Mi hotel se ubica en un barrio medio de la ciudad. Es una
zona gris y sucia, decadente como todo en Atenas. Abundan las pintadas
callejeras sin otro objetivo que no sea marcar un territorio ya señalado en
demasía.
Muchos negocios permanecen cerrados, con sus escaparates
acusadores, en huelga indefinida ante una situación generada no por ninguna
crisis, sino por una mafia, tal como comenta un tendero ante uno de los locales
que permanecen abiertos. Hay aquí quien resiste obstinadamente y madruga para
trabajar. A esos rebeldes se les puede ver ante la puerta de sus
establecimientos, hospitalarios y afables a la vez que airados, frecuentemente
acompañados por sus perros. Canes viejos y leales, bien alimentados y
somnolientos, de trato cordial aunque sin exhibición de aspavientos. Con aire
sabio y cansado custodian a sus personas y a la ciudad en consonancia con ese
declive que se intuye eterno.
Es Atenas como una mujer en la transición entre la madurez y
la vejez, irremediablemente hermosa pese a sus años de fumar, beber y reír al
sol, sin máscara ni filtro. Se le corrió el eyeliner y el carmín se escapa
entre las comisuras de sus labios agrietados. Quisiéramos retocar su maquillaje
y remediar el encrespamiento de su cabello, corregir levemente con pinzas la
línea de sus cejas altas, ligeramente descreídas. Recolocarle el collar ladeado
y una tiranta que amenaza con caer. Fantaseamos incluso con nutrir su ajado cutis, antaño fino.
No hacemos sin embargo nada de eso y nos quedamos
admirándola, deleitándonos en esa dignidad pasmosa que le resulta tan propia
que no han podido arrebatársela. Expoliada de sus joyas y conocedora de la
falta de consideración que la vida le ha mostrado, sigue mirando hacia delante,
con un leve encogimiento de hombros y cierto desdén en la mirada cansada,
penetrante y sardónica que todo lo abarca.
Así permanecen en mi mente los atenienses y su ciudad.

## Datos proporcionados

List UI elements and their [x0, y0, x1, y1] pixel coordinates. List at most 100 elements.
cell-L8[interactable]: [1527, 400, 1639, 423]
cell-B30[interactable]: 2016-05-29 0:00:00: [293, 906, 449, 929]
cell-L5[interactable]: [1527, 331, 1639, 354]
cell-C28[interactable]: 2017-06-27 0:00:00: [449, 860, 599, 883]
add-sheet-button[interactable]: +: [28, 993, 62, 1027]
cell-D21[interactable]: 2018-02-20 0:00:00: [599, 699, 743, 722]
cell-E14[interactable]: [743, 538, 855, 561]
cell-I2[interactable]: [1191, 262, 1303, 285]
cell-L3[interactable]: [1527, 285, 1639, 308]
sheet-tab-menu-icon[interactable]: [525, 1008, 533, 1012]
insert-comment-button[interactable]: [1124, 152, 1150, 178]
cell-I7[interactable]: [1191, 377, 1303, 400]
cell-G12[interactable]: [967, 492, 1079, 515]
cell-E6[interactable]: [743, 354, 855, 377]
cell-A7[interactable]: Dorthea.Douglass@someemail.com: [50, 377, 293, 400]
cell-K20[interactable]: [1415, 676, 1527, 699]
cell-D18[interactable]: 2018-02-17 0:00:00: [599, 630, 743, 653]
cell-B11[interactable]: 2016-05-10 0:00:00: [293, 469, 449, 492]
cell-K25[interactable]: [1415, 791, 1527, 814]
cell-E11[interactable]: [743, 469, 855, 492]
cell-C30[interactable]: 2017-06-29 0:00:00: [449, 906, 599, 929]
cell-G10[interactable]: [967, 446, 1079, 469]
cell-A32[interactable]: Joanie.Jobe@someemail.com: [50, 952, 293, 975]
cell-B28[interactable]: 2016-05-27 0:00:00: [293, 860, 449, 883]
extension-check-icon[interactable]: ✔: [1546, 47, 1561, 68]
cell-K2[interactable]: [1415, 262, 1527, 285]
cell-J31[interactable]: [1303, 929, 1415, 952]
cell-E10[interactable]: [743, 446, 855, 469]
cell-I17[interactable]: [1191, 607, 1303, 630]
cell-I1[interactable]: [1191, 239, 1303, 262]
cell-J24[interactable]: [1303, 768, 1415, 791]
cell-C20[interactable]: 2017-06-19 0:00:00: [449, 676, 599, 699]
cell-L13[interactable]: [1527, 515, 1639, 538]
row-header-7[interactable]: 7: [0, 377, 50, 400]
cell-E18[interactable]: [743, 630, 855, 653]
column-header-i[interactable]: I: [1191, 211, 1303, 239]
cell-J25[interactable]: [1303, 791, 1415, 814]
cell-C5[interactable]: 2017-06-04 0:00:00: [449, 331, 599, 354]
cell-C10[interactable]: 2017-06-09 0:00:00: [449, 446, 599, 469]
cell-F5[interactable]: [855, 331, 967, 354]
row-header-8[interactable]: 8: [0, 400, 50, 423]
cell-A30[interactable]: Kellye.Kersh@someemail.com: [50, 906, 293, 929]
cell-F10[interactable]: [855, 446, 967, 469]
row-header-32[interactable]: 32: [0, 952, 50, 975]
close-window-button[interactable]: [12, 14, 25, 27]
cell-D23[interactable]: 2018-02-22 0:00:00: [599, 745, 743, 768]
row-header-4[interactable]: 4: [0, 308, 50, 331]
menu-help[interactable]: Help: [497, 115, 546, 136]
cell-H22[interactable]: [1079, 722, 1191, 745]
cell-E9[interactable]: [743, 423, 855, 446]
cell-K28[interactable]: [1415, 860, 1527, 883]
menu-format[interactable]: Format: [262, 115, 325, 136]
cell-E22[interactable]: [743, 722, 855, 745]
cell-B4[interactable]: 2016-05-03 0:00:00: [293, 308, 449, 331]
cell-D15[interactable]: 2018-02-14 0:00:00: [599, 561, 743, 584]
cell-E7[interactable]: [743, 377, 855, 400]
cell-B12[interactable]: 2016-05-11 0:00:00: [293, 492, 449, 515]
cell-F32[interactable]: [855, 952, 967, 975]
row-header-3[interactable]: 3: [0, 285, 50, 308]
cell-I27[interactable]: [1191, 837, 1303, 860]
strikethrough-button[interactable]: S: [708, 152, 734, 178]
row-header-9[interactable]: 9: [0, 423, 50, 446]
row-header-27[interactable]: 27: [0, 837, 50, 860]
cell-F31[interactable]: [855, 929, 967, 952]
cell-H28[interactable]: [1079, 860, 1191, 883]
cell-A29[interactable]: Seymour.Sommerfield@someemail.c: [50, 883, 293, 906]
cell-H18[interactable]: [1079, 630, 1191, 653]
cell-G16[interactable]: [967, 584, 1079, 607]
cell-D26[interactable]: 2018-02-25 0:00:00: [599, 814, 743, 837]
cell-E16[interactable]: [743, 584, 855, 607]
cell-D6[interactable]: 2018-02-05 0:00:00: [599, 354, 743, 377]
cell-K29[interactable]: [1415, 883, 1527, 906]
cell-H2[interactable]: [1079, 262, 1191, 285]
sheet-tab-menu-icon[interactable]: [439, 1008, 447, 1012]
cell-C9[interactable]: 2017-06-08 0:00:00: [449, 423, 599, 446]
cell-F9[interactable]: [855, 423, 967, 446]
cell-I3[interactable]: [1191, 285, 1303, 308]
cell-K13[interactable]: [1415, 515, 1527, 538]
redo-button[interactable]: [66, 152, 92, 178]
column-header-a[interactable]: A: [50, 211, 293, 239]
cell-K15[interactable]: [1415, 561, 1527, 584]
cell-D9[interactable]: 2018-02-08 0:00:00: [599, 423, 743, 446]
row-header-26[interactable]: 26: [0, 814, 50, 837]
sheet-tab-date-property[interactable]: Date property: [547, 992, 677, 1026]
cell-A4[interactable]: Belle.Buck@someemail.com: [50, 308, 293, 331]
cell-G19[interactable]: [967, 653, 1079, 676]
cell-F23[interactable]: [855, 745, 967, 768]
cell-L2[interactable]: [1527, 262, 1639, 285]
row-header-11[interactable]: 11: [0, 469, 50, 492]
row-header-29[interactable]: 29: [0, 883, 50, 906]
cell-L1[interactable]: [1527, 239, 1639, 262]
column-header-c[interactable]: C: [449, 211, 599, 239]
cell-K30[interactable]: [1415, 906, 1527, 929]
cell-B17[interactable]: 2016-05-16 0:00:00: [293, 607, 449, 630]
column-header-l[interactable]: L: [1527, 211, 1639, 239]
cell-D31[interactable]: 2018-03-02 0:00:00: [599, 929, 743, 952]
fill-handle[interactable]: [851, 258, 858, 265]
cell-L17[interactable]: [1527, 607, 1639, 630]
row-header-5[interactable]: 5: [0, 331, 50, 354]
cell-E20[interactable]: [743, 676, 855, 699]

## Consigna
Extrae sin cambios del texto sobre Atenas el trozo que empieza en "Mi hotel se" y llega hasta "se intuye eterno.", con esas palabras incluidas. Usa solo el texto sobre Atenas, sin buscar nada fuera de él.

## Resultado
Mi hotel se ubica en un barrio medio de la ciudad. Es una
zona gris y sucia, decadente como todo en Atenas. Abundan las pintadas
callejeras sin otro objetivo que no sea marcar un territorio ya señalado en
demasía.
Muchos negocios permanecen cerrados, con sus escaparates
acusadores, en huelga indefinida ante una situación generada no por ninguna
crisis, sino por una mafia, tal como comenta un tendero ante uno de los locales
que permanecen abiertos. Hay aquí quien resiste obstinadamente y madruga para
trabajar. A esos rebeldes se les puede ver ante la puerta de sus
establecimientos, hospitalarios y afables a la vez que airados, frecuentemente
acompañados por sus perros. Canes viejos y leales, bien alimentados y
somnolientos, de trato cordial aunque sin exhibición de aspavientos. Con aire
sabio y cansado custodian a sus personas y a la ciudad en consonancia con ese
declive que se intuye eterno.